Go through the material below and copy all lines with "more".

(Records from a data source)
■ ■ ■ ■ ■ ■ ■
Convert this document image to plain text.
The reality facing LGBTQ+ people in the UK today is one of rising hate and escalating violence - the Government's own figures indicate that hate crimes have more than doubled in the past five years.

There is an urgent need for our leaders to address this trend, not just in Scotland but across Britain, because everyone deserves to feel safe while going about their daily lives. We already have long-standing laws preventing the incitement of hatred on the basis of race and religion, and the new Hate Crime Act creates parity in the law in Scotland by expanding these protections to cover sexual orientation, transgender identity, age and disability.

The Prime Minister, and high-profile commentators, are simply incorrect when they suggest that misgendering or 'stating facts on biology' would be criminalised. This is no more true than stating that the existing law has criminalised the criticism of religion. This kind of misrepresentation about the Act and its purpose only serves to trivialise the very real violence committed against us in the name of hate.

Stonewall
■ ■ ■ ■ ■ ■ ■
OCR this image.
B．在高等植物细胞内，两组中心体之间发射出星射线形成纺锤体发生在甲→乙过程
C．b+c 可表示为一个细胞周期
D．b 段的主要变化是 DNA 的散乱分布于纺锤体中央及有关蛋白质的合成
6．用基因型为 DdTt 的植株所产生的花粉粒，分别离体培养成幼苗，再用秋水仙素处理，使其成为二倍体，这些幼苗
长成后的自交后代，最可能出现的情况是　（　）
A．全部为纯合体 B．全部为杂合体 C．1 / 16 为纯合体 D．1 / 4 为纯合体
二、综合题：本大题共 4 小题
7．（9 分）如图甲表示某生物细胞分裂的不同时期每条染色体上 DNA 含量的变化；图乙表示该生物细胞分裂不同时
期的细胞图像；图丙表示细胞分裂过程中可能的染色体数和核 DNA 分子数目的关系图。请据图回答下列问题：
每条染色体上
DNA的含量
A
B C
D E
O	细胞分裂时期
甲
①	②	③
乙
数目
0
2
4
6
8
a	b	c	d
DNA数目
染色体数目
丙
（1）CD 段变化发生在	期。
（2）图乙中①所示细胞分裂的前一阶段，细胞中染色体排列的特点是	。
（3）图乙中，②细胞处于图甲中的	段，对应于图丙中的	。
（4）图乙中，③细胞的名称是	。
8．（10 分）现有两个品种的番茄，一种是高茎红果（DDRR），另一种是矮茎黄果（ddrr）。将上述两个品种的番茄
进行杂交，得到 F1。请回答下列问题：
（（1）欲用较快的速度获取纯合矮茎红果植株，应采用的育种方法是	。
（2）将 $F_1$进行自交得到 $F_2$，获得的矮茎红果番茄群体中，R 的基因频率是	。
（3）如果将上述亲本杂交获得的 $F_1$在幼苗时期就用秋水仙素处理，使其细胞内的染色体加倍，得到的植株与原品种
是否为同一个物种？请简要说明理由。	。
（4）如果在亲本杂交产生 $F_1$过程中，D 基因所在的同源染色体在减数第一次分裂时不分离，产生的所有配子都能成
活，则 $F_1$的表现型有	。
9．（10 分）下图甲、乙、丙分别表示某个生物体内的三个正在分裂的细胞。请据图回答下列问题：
■ ■ ■ ■ ■ ■ ■
-- Written solution --
The reality facing LGBTQ+ people in the UK today is one of rising hate and escalating violence - the Government's own figures indicate that hate crimes have more than doubled in the past five years.
The Prime Minister, and high-profile commentators, are simply incorrect when they suggest that misgendering or 'stating facts on biology' would be criminalised. This is no more true than stating that the existing law has criminalised the criticism of religion. This kind of misrepresentation about the Act and its purpose only serves to trivialise the very real violence committed against us in the name of hate.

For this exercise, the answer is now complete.